#### PROBLEM TO SOLVE:
Quote the records that follow in full and exactly; leave out the pictures.

+++

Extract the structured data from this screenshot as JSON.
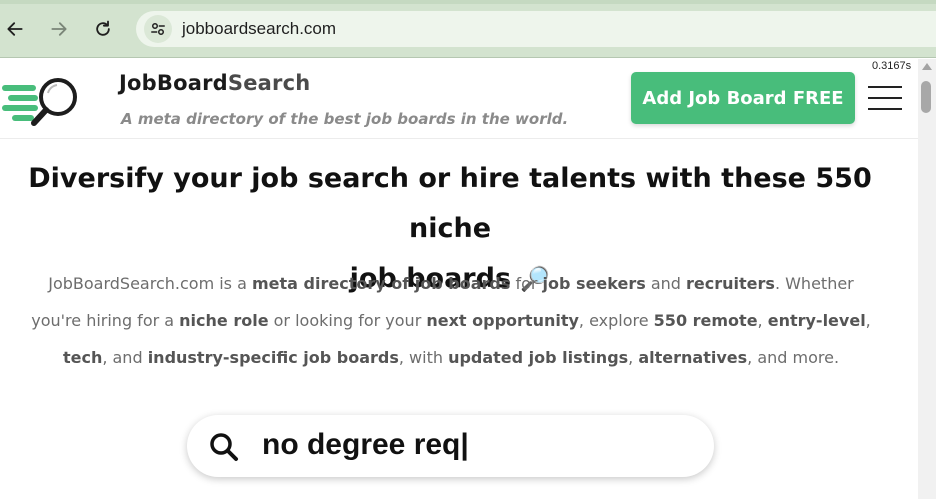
{
  "browser": {
    "url": "jobboardsearch.com",
    "icons": {
      "back": "arrow-left-icon",
      "forward": "arrow-right-icon",
      "reload": "reload-icon",
      "site_info": "tune-icon"
    }
  },
  "header": {
    "brand_bold": "JobBoard",
    "brand_light": "Search",
    "tagline": "A meta directory of the best job boards in the world.",
    "cta_label": "Add Job Board FREE",
    "menu_icon": "hamburger-menu-icon",
    "logo_icon": "magnifier-logo-icon"
  },
  "timer": "0.3167s",
  "hero": {
    "headline_line1": "Diversify your job search or hire talents with these 550 niche",
    "headline_line2": "job boards",
    "headline_emoji": "🔎",
    "intro": [
      {
        "t": "JobBoardSearch.com is a ",
        "b": false
      },
      {
        "t": "meta directory of job boards",
        "b": true
      },
      {
        "t": " for ",
        "b": false
      },
      {
        "t": "job seekers",
        "b": true
      },
      {
        "t": " and ",
        "b": false
      },
      {
        "t": "recruiters",
        "b": true
      },
      {
        "t": ". Whether you're hiring for a ",
        "b": false
      },
      {
        "t": "niche role",
        "b": true
      },
      {
        "t": " or looking for your ",
        "b": false
      },
      {
        "t": "next opportunity",
        "b": true
      },
      {
        "t": ", explore ",
        "b": false
      },
      {
        "t": "550 remote",
        "b": true
      },
      {
        "t": ", ",
        "b": false
      },
      {
        "t": "entry-level",
        "b": true
      },
      {
        "t": ", ",
        "b": false
      },
      {
        "t": "tech",
        "b": true
      },
      {
        "t": ", and ",
        "b": false
      },
      {
        "t": "industry-specific job boards",
        "b": true
      },
      {
        "t": ", with ",
        "b": false
      },
      {
        "t": "updated job listings",
        "b": true
      },
      {
        "t": ", ",
        "b": false
      },
      {
        "t": "alternatives",
        "b": true
      },
      {
        "t": ", and more.",
        "b": false
      }
    ]
  },
  "search": {
    "value": "no degree req|",
    "icon": "search-icon"
  },
  "colors": {
    "accent": "#48bd7b",
    "chrome": "#d3e3cf"
  }
}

+++

#### SOLUTION BELOW:
Extract the structured data from this screenshot as JSON.
{
  "browser": {
    "url": "jobboardsearch.com",
    "icons": {
      "back": "arrow-left-icon",
      "forward": "arrow-right-icon",
      "reload": "reload-icon",
      "site_info": "tune-icon"
    }
  },
  "header": {
    "brand_bold": "JobBoard",
    "brand_light": "Search",
    "tagline": "A meta directory of the best job boards in the world.",
    "cta_label": "Add Job Board FREE",
    "menu_icon": "hamburger-menu-icon",
    "logo_icon": "magnifier-logo-icon"
  },
  "timer": "0.3167s",
  "hero": {
    "headline_line1": "Diversify your job search or hire talents with these 550 niche",
    "headline_line2": "job boards",
    "headline_emoji": "🔎",
    "intro": [
      {
        "t": "JobBoardSearch.com is a ",
        "b": false
      },
      {
        "t": "meta directory of job boards",
        "b": true
      },
      {
        "t": " for ",
        "b": false
      },
      {
        "t": "job seekers",
        "b": true
      },
      {
        "t": " and ",
        "b": false
      },
      {
        "t": "recruiters",
        "b": true
      },
      {
        "t": ". Whether you're hiring for a ",
        "b": false
      },
      {
        "t": "niche role",
        "b": true
      },
      {
        "t": " or looking for your ",
        "b": false
      },
      {
        "t": "next opportunity",
        "b": true
      },
      {
        "t": ", explore ",
        "b": false
      },
      {
        "t": "550 remote",
        "b": true
      },
      {
        "t": ", ",
        "b": false
      },
      {
        "t": "entry-level",
        "b": true
      },
      {
        "t": ", ",
        "b": false
      },
      {
        "t": "tech",
        "b": true
      },
      {
        "t": ", and ",
        "b": false
      },
      {
        "t": "industry-specific job boards",
        "b": true
      },
      {
        "t": ", with ",
        "b": false
      },
      {
        "t": "updated job listings",
        "b": true
      },
      {
        "t": ", ",
        "b": false
      },
      {
        "t": "alternatives",
        "b": true
      },
      {
        "t": ", and more.",
        "b": false
      }
    ]
  },
  "search": {
    "value": "no degree req|",
    "icon": "search-icon"
  },
  "colors": {
    "accent": "#48bd7b",
    "chrome": "#d3e3cf"
  }
}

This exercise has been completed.